RECORDED DATA START
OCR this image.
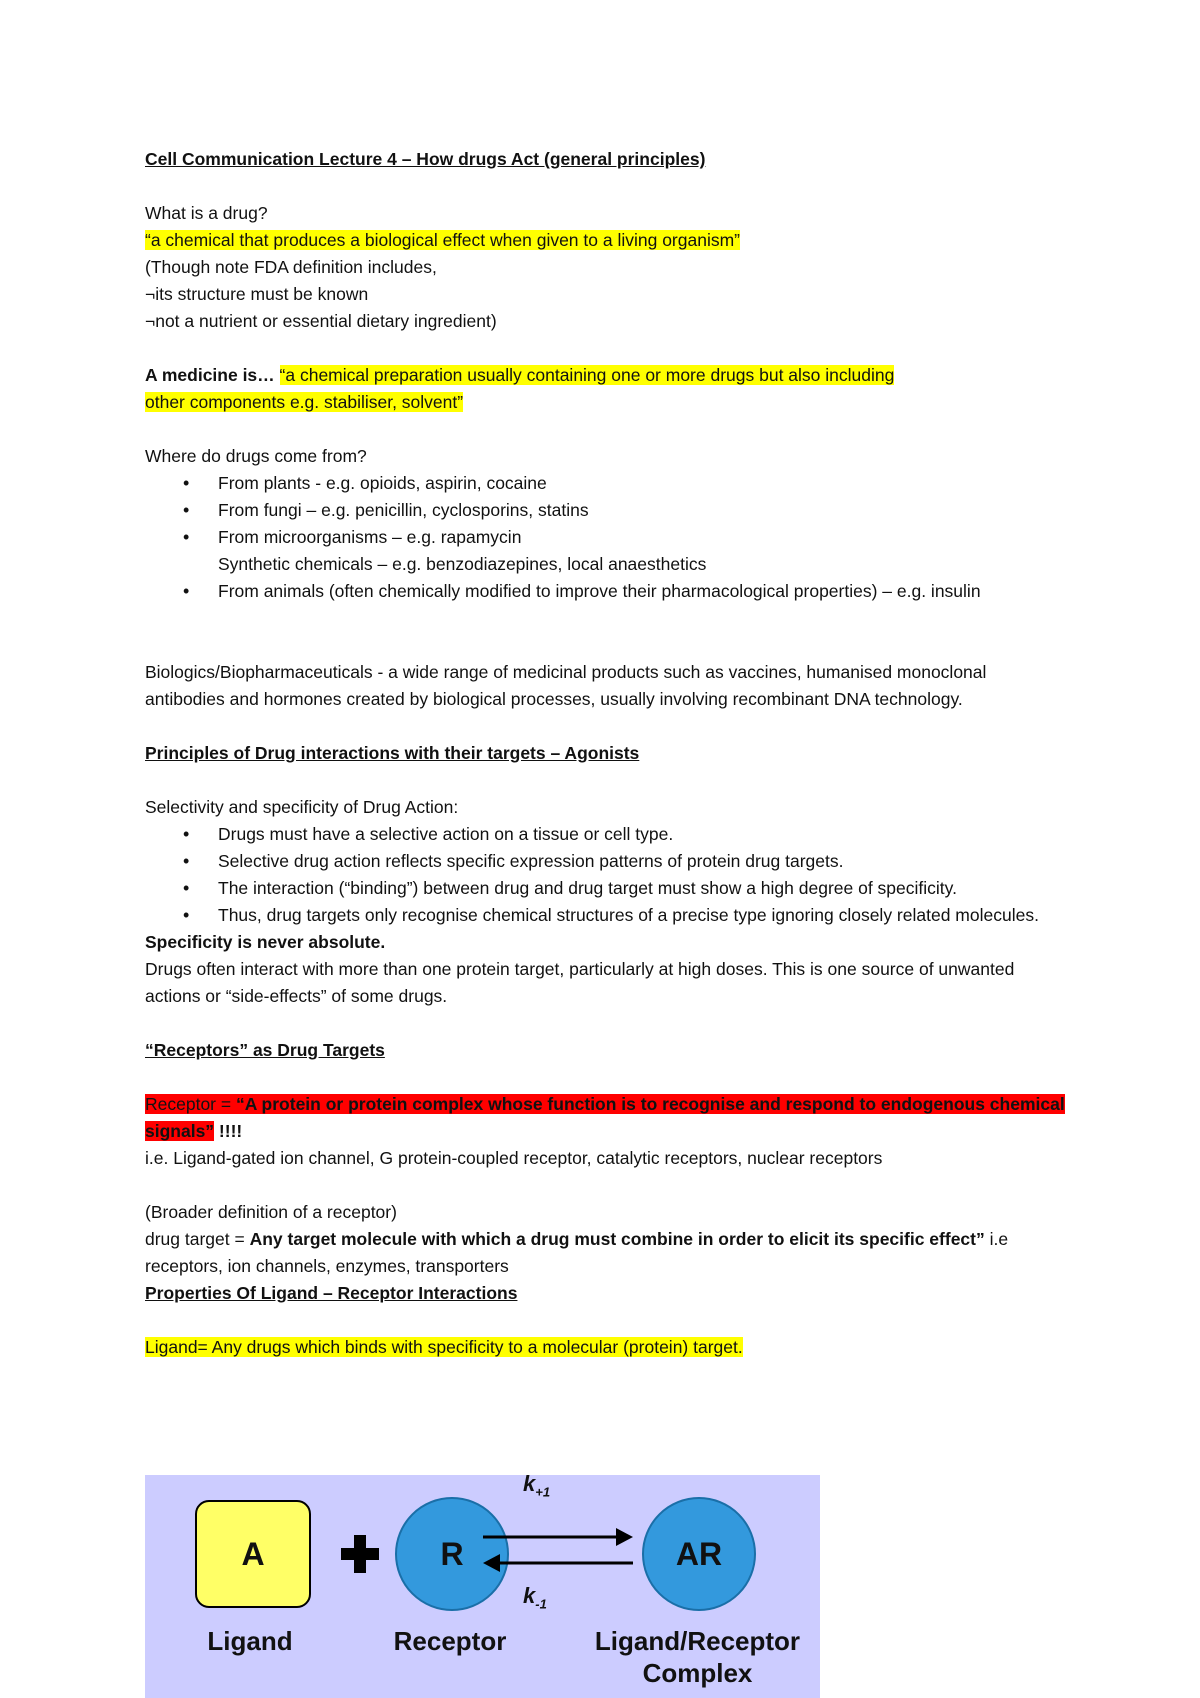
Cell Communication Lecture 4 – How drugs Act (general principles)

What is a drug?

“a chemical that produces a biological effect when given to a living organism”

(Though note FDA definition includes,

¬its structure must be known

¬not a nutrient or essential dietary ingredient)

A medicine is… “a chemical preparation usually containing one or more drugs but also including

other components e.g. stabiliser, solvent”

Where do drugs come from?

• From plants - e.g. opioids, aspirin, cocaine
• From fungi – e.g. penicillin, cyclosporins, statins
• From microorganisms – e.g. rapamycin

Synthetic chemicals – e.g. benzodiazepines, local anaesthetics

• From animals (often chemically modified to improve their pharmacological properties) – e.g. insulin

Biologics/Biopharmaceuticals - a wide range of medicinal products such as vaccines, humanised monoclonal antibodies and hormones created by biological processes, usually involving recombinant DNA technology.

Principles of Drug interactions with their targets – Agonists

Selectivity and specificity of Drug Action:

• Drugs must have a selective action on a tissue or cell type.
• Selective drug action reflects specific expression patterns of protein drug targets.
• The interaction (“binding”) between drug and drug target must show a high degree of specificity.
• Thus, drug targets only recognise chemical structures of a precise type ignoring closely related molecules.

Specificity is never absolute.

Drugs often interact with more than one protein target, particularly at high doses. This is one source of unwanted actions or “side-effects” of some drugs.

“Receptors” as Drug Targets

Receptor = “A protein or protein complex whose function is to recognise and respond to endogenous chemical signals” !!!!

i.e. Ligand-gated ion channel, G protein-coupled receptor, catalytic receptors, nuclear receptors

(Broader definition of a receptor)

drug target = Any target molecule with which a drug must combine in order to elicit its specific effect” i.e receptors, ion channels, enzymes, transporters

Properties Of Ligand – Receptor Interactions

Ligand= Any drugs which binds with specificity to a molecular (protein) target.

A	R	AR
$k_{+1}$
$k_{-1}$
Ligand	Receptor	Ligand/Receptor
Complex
RECORDED DATA END
RECORDED DATA START
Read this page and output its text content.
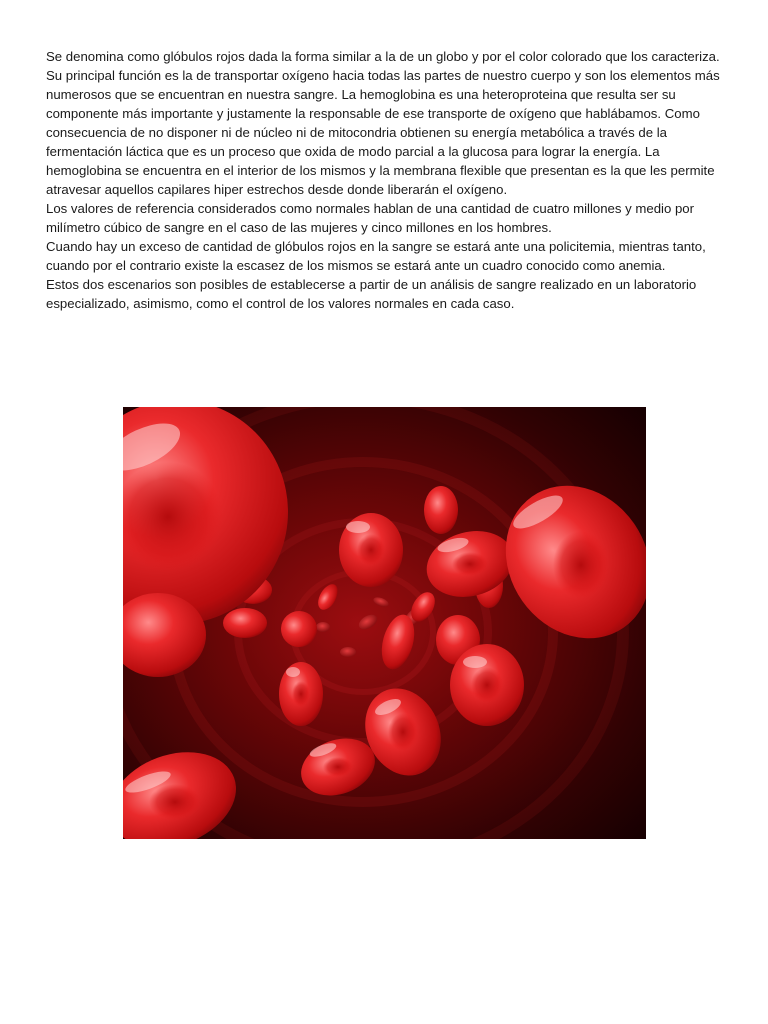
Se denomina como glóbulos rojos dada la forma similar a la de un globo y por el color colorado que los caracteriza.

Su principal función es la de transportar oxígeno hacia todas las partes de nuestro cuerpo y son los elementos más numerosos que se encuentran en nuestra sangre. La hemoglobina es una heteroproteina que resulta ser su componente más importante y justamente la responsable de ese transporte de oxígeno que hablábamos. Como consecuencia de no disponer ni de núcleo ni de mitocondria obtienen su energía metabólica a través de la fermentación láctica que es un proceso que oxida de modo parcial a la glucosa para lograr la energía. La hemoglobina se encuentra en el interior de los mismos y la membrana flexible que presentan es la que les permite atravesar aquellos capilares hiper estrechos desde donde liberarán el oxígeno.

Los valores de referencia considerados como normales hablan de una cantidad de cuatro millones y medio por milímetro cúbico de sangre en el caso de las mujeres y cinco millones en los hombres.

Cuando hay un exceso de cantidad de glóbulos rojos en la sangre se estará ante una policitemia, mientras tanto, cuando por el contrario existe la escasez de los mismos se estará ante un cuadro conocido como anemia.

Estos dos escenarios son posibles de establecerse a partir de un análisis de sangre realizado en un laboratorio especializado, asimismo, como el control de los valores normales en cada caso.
RECORDED DATA END
RECORDED DATA START
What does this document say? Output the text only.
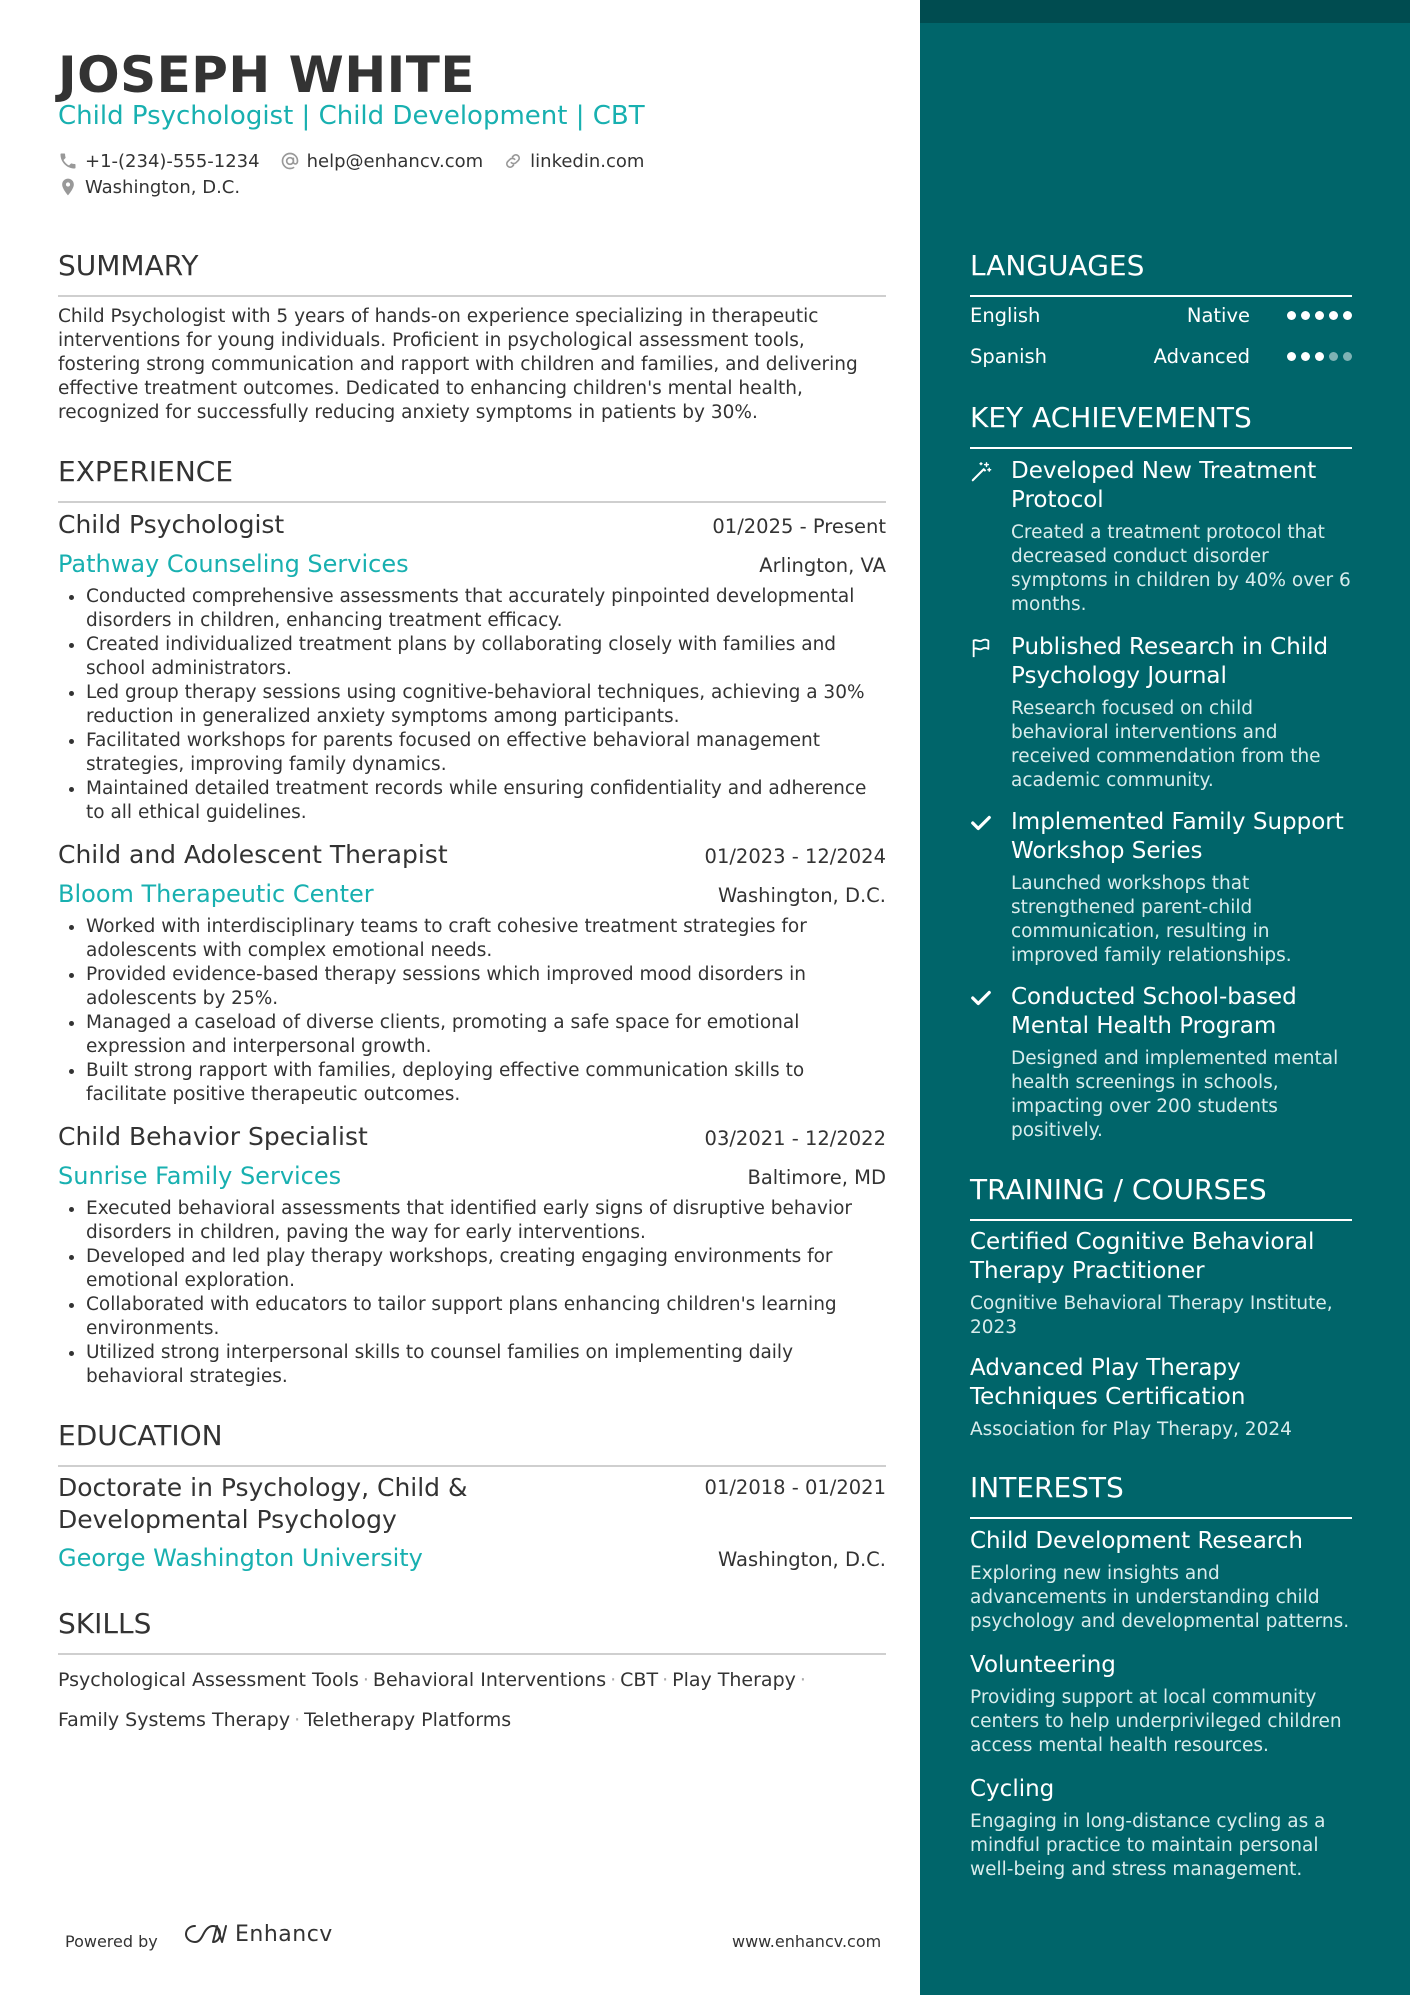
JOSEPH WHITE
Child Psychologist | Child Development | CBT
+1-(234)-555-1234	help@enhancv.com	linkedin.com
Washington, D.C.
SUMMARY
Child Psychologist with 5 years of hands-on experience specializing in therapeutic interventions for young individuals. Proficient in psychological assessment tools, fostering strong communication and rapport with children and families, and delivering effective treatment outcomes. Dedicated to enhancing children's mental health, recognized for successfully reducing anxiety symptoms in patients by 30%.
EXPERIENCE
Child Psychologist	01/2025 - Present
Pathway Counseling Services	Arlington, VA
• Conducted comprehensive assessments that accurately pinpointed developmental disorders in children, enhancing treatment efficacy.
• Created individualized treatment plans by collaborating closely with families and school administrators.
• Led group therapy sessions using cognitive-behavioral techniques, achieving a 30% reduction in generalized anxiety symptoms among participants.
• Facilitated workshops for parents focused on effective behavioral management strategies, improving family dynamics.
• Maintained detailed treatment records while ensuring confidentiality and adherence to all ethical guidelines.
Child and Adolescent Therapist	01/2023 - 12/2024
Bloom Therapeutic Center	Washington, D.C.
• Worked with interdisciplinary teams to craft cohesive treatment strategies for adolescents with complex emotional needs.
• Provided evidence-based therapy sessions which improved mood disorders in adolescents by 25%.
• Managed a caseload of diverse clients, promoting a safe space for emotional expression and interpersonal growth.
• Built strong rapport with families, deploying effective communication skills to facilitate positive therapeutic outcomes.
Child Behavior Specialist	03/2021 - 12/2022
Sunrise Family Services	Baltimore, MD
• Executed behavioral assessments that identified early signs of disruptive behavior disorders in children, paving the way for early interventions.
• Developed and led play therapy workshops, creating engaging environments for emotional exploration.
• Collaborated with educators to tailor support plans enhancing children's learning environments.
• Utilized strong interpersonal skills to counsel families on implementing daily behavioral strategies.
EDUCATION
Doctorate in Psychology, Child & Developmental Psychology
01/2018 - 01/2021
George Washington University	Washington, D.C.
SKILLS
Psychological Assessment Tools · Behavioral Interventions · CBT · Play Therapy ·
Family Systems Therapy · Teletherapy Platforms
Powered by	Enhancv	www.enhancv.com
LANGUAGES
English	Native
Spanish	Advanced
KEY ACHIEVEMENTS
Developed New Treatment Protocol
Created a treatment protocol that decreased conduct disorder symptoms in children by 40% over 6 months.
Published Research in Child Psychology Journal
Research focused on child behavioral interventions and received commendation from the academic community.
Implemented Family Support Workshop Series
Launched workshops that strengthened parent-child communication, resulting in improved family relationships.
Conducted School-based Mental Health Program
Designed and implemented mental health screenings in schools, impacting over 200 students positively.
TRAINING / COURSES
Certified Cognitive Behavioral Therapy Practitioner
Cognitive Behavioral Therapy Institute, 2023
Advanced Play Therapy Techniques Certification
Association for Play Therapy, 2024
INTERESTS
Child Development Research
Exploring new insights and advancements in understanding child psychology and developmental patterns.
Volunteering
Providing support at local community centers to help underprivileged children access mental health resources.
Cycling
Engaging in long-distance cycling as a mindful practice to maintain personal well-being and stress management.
RECORDED DATA END
Copy each line in the entries above where the word "disorders" shows up.

RESPONSE TO THE EXERCISE →
• Conducted comprehensive assessments that accurately pinpointed developmental disorders in children, enhancing treatment efficacy.
• Provided evidence-based therapy sessions which improved mood disorders in adolescents by 25%.
• Executed behavioral assessments that identified early signs of disruptive behavior disorders in children, paving the way for early interventions.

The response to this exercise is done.